→ About this task
Please return, word for word, the part of the serial console message below that begins at the words "I've read through" and stops after "a step somewhere.".

→ Given passage
2011-03-16 Thread Freddie Cash
On Wed, Mar 16, 2011 at 2:20 PM, Garrett Cooper yaneg...@gmail.com wrote:
 On Wed, Mar 16, 2011 at 10:20 AM, Freddie Cash fjwc...@gmail.com wrote:
 On Wed, Mar 16, 2011 at 9:49 AM, Freddie Cash fjwc...@gmail.com wrote:
 I feel like an idiot right now because I can just not figure out how
 to make $subject work on a -CURRENT system.  :(

 I've read through the Handbook chapter on this.  I've done the process
 I've used with 8.x systems.  But once the kernel loads, the serial
 console stops working.  I'm obviously missing a step somewhere.

 Here's what I've done.  Please point out my error(s):

 /boot/loader.conf:
    hint.uart.0.disabled=0
    hint.uart.0.flags=0x30
    console=comconsole vidconsole
    comconsole_speed=115200
    boot_multicons=yes

 /etc/make.conf:
    BOOT_COMCONSOLE_PORT=0x3F8
    BOOT_COMCONSOLE_SPEED=115200

 Nevermind.  PEBCAK error.  Adding the right port address would work.

→ Records supplied
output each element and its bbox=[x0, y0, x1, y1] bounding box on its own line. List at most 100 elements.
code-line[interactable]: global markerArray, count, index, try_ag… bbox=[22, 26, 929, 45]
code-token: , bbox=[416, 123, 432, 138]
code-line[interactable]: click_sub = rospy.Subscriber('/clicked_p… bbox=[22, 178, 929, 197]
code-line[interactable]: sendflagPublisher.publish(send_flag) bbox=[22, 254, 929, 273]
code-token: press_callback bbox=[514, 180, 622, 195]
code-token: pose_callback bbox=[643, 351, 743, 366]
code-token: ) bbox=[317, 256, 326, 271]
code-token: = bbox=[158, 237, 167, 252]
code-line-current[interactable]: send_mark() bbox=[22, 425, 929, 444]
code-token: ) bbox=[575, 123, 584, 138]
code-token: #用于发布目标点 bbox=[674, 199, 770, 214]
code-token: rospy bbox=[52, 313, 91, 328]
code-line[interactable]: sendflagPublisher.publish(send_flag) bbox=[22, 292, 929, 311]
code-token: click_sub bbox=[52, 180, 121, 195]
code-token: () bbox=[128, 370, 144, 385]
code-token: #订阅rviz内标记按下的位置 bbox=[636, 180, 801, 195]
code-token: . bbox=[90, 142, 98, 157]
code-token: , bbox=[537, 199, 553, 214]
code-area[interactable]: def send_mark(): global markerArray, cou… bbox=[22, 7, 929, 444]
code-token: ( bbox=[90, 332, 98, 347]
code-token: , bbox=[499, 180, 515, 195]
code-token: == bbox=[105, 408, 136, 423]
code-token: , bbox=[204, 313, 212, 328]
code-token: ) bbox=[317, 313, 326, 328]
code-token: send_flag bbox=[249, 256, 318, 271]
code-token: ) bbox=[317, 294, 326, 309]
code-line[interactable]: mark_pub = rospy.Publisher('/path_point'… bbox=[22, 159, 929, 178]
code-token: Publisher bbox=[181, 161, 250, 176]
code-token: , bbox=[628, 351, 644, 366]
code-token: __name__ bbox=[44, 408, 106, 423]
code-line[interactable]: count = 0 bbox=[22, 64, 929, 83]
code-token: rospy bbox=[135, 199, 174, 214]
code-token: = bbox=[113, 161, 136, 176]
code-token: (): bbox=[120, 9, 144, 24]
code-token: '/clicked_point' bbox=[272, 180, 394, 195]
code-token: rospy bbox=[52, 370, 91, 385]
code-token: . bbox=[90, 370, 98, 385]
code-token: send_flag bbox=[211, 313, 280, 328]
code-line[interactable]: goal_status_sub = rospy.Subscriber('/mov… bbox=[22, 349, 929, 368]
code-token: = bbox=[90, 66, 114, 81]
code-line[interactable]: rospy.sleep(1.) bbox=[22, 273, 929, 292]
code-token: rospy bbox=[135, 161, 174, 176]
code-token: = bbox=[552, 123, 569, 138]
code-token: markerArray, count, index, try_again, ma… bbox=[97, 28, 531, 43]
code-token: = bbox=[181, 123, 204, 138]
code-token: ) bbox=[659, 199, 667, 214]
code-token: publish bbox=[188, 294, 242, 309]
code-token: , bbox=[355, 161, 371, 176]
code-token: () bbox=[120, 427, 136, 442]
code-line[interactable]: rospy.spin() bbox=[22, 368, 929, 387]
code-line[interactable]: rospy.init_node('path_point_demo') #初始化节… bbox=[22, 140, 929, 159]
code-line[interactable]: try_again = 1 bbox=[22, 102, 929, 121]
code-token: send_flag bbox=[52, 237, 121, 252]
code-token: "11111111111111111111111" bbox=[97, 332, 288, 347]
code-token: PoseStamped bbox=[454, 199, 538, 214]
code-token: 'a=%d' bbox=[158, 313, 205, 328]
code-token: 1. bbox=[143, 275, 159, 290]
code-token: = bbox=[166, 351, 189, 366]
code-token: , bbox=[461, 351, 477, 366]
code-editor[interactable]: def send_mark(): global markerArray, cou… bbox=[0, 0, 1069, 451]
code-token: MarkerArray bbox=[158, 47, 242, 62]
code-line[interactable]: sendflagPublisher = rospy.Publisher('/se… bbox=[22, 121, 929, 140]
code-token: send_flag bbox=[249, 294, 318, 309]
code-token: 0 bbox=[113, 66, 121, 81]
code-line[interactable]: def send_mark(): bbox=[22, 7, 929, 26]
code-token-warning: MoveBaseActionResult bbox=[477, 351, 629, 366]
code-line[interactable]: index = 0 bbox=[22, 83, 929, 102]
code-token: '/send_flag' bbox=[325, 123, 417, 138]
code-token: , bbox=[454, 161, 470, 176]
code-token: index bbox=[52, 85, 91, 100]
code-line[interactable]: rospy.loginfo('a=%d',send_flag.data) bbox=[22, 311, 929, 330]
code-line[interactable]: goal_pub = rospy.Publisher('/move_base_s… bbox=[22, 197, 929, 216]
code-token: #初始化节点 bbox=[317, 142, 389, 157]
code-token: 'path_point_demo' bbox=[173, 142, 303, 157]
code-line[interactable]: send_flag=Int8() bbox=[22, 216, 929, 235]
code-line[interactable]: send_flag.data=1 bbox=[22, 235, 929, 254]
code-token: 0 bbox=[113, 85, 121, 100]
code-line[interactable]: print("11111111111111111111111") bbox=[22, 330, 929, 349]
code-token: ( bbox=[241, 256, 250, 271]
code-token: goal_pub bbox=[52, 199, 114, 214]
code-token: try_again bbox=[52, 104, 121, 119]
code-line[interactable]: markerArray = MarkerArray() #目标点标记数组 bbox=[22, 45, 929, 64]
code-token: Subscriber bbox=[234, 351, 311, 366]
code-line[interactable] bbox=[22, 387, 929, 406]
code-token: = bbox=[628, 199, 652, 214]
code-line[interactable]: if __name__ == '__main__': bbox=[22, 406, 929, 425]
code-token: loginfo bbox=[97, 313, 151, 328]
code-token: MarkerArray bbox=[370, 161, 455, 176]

→ Your response
I've read through the Handbook chapter on this.  I've done the process
 I've used with 8.x systems.  But once the kernel loads, the serial
 console stops working.  I'm obviously missing a step somewhere.